PROBLEM TO SOLVE - Give the data a second time, exactly and in full.

++++++++++++++++++++

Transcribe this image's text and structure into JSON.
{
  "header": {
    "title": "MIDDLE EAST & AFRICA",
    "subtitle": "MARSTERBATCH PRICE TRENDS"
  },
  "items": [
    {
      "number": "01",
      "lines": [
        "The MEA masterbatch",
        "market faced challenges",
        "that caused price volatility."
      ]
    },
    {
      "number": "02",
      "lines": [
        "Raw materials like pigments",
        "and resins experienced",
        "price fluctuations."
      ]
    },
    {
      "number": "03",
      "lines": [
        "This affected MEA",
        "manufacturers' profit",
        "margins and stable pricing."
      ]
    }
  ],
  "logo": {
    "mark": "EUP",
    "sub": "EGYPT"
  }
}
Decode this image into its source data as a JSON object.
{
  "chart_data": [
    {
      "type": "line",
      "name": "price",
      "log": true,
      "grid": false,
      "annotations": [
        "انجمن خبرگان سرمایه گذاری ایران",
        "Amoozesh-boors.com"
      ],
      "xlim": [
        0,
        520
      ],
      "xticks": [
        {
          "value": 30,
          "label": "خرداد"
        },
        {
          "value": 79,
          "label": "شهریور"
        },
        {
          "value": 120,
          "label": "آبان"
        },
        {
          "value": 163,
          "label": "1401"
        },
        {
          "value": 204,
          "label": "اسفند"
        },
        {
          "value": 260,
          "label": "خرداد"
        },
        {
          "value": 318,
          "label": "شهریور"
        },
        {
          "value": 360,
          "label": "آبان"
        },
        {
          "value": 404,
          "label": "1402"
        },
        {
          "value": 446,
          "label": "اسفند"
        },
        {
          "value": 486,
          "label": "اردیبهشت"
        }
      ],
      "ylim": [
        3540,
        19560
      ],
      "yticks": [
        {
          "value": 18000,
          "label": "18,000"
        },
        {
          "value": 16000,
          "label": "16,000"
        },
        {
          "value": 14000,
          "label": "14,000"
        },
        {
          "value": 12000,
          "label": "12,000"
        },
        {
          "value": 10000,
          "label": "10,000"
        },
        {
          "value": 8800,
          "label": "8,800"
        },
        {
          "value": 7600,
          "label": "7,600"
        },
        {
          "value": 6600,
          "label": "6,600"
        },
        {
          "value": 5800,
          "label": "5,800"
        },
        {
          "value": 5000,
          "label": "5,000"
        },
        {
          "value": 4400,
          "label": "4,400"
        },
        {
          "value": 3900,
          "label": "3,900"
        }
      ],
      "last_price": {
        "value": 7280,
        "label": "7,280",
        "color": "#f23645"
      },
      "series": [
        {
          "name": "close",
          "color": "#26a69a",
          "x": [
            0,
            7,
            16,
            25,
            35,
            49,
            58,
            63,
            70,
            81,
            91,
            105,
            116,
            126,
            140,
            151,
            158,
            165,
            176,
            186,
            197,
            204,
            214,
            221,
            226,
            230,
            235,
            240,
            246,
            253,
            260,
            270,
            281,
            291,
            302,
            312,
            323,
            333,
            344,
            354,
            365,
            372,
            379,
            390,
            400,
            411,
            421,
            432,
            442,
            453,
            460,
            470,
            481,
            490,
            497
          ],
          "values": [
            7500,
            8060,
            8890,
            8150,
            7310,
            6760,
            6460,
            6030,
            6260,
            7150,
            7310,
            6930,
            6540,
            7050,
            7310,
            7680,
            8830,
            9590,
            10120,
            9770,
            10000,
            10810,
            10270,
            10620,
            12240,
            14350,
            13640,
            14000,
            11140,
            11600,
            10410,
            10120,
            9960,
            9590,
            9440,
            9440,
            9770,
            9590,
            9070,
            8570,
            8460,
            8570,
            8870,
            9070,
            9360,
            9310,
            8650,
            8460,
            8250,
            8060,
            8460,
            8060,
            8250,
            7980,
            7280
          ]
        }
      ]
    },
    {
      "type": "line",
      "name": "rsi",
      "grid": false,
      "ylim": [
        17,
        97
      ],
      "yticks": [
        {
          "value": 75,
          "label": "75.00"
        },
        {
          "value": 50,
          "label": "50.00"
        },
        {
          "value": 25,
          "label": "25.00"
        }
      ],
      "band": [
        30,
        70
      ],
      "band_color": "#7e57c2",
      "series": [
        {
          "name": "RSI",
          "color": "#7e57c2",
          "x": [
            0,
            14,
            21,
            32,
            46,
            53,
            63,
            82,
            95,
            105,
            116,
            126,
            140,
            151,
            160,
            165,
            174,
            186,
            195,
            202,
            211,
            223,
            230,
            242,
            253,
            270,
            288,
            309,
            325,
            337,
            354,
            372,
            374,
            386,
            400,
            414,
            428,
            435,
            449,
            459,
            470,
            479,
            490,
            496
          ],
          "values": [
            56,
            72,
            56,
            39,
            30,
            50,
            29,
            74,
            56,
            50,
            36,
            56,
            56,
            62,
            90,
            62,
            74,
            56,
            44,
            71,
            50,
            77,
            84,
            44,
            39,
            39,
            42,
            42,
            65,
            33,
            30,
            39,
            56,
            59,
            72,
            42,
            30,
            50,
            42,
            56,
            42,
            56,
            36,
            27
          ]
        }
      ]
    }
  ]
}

++++++++++++++++++++

WRITTEN RESPONSE -
Transcribe this image's text and structure into JSON.
{
  "header": {
    "title": "MIDDLE EAST & AFRICA",
    "subtitle": "MARSTERBATCH PRICE TRENDS"
  },
  "items": [
    {
      "number": "01",
      "lines": [
        "The MEA masterbatch",
        "market faced challenges",
        "that caused price volatility."
      ]
    },
    {
      "number": "02",
      "lines": [
        "Raw materials like pigments",
        "and resins experienced",
        "price fluctuations."
      ]
    },
    {
      "number": "03",
      "lines": [
        "This affected MEA",
        "manufacturers' profit",
        "margins and stable pricing."
      ]
    }
  ],
  "logo": {
    "mark": "EUP",
    "sub": "EGYPT"
  }
}
Decode this image into its source data as a JSON object.
{
  "chart_data": [
    {
      "type": "line",
      "name": "price",
      "log": true,
      "grid": false,
      "annotations": [
        "انجمن خبرگان سرمایه گذاری ایران",
        "Amoozesh-boors.com"
      ],
      "xlim": [
        0,
        520
      ],
      "xticks": [
        {
          "value": 30,
          "label": "خرداد"
        },
        {
          "value": 79,
          "label": "شهریور"
        },
        {
          "value": 120,
          "label": "آبان"
        },
        {
          "value": 163,
          "label": "1401"
        },
        {
          "value": 204,
          "label": "اسفند"
        },
        {
          "value": 260,
          "label": "خرداد"
        },
        {
          "value": 318,
          "label": "شهریور"
        },
        {
          "value": 360,
          "label": "آبان"
        },
        {
          "value": 404,
          "label": "1402"
        },
        {
          "value": 446,
          "label": "اسفند"
        },
        {
          "value": 486,
          "label": "اردیبهشت"
        }
      ],
      "ylim": [
        3540,
        19560
      ],
      "yticks": [
        {
          "value": 18000,
          "label": "18,000"
        },
        {
          "value": 16000,
          "label": "16,000"
        },
        {
          "value": 14000,
          "label": "14,000"
        },
        {
          "value": 12000,
          "label": "12,000"
        },
        {
          "value": 10000,
          "label": "10,000"
        },
        {
          "value": 8800,
          "label": "8,800"
        },
        {
          "value": 7600,
          "label": "7,600"
        },
        {
          "value": 6600,
          "label": "6,600"
        },
        {
          "value": 5800,
          "label": "5,800"
        },
        {
          "value": 5000,
          "label": "5,000"
        },
        {
          "value": 4400,
          "label": "4,400"
        },
        {
          "value": 3900,
          "label": "3,900"
        }
      ],
      "last_price": {
        "value": 7280,
        "label": "7,280",
        "color": "#f23645"
      },
      "series": [
        {
          "name": "close",
          "color": "#26a69a",
          "x": [
            0,
            7,
            16,
            25,
            35,
            49,
            58,
            63,
            70,
            81,
            91,
            105,
            116,
            126,
            140,
            151,
            158,
            165,
            176,
            186,
            197,
            204,
            214,
            221,
            226,
            230,
            235,
            240,
            246,
            253,
            260,
            270,
            281,
            291,
            302,
            312,
            323,
            333,
            344,
            354,
            365,
            372,
            379,
            390,
            400,
            411,
            421,
            432,
            442,
            453,
            460,
            470,
            481,
            490,
            497
          ],
          "values": [
            7500,
            8060,
            8890,
            8150,
            7310,
            6760,
            6460,
            6030,
            6260,
            7150,
            7310,
            6930,
            6540,
            7050,
            7310,
            7680,
            8830,
            9590,
            10120,
            9770,
            10000,
            10810,
            10270,
            10620,
            12240,
            14350,
            13640,
            14000,
            11140,
            11600,
            10410,
            10120,
            9960,
            9590,
            9440,
            9440,
            9770,
            9590,
            9070,
            8570,
            8460,
            8570,
            8870,
            9070,
            9360,
            9310,
            8650,
            8460,
            8250,
            8060,
            8460,
            8060,
            8250,
            7980,
            7280
          ]
        }
      ]
    },
    {
      "type": "line",
      "name": "rsi",
      "grid": false,
      "ylim": [
        17,
        97
      ],
      "yticks": [
        {
          "value": 75,
          "label": "75.00"
        },
        {
          "value": 50,
          "label": "50.00"
        },
        {
          "value": 25,
          "label": "25.00"
        }
      ],
      "band": [
        30,
        70
      ],
      "band_color": "#7e57c2",
      "series": [
        {
          "name": "RSI",
          "color": "#7e57c2",
          "x": [
            0,
            14,
            21,
            32,
            46,
            53,
            63,
            82,
            95,
            105,
            116,
            126,
            140,
            151,
            160,
            165,
            174,
            186,
            195,
            202,
            211,
            223,
            230,
            242,
            253,
            270,
            288,
            309,
            325,
            337,
            354,
            372,
            374,
            386,
            400,
            414,
            428,
            435,
            449,
            459,
            470,
            479,
            490,
            496
          ],
          "values": [
            56,
            72,
            56,
            39,
            30,
            50,
            29,
            74,
            56,
            50,
            36,
            56,
            56,
            62,
            90,
            62,
            74,
            56,
            44,
            71,
            50,
            77,
            84,
            44,
            39,
            39,
            42,
            42,
            65,
            33,
            30,
            39,
            56,
            59,
            72,
            42,
            30,
            50,
            42,
            56,
            42,
            56,
            36,
            27
          ]
        }
      ]
    }
  ]
}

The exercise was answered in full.